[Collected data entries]
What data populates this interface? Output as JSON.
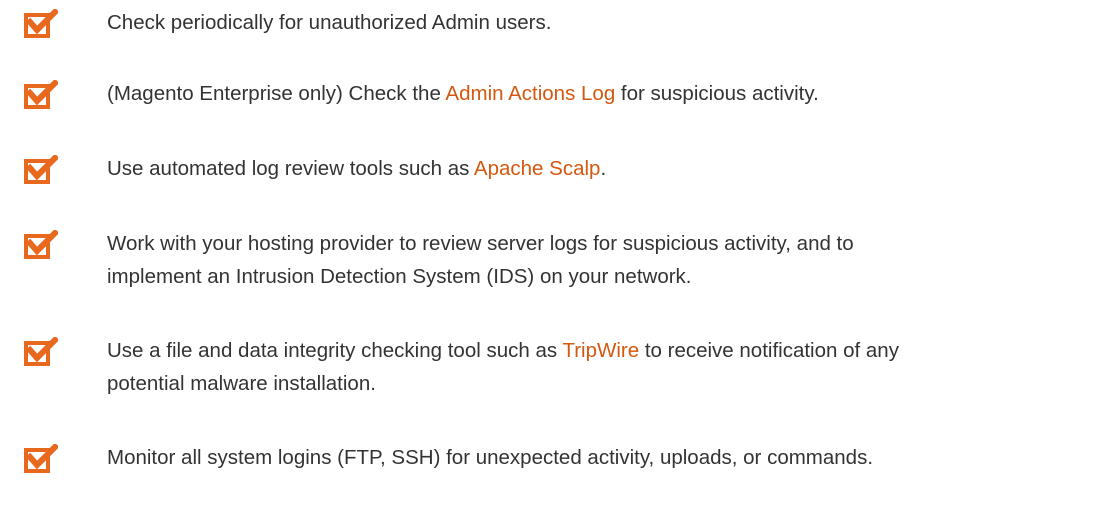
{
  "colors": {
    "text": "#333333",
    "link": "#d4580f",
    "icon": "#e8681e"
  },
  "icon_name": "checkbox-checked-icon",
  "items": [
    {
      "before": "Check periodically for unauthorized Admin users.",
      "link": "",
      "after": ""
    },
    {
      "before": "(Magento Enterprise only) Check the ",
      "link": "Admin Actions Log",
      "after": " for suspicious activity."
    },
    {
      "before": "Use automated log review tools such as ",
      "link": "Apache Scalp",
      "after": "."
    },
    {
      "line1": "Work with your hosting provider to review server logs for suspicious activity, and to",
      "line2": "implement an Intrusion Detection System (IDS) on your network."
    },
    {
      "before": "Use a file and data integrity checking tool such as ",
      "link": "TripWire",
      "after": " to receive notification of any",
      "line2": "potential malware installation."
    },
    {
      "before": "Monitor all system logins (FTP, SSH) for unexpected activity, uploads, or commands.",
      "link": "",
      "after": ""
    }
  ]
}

==

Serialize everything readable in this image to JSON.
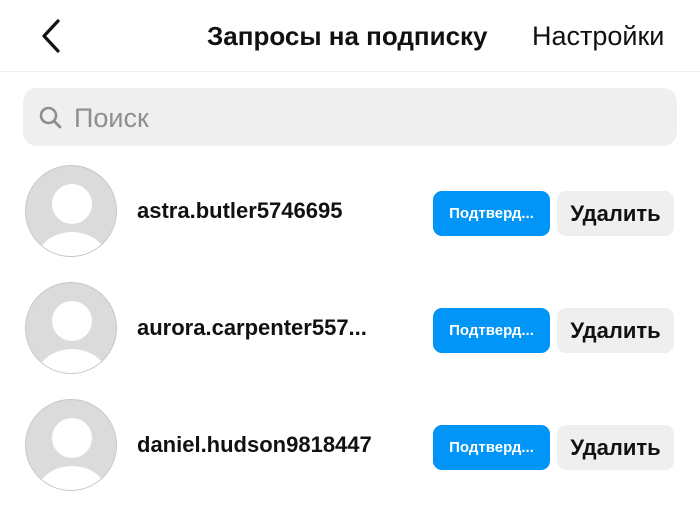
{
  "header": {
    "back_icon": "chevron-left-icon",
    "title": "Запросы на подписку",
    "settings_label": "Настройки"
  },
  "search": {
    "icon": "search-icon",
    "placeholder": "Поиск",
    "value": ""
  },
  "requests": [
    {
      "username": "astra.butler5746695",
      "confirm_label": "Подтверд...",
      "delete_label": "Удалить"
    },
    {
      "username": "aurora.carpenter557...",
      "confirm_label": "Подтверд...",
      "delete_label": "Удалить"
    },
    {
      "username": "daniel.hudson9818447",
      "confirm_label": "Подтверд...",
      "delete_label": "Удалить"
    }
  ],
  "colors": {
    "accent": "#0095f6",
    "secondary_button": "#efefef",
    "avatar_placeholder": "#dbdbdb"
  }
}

---

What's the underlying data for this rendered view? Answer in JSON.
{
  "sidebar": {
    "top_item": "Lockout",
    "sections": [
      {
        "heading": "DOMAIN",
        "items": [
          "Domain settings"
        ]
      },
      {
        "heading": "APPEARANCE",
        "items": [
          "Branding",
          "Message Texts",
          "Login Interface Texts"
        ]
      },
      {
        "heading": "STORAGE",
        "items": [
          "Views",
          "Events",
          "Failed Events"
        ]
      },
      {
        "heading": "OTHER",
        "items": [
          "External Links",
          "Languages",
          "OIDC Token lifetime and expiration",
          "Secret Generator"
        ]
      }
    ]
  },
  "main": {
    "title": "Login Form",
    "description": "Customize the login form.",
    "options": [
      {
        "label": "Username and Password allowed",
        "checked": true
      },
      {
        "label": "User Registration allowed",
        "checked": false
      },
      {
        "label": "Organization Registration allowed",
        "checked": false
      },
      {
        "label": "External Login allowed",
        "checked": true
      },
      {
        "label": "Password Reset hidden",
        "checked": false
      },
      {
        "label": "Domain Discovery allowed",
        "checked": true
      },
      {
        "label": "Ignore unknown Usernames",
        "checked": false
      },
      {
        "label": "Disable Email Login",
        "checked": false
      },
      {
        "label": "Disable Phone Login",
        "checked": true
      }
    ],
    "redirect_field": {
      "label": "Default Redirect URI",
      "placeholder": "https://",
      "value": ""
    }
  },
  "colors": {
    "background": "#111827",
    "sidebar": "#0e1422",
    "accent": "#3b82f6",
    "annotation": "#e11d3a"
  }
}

**WHAT NEEDS TO BE DONE**
From the listing above, copy out each line where the word "External" appears.

**WRITTEN SOLUTION**
          "External Links",
        "label": "External Login allowed",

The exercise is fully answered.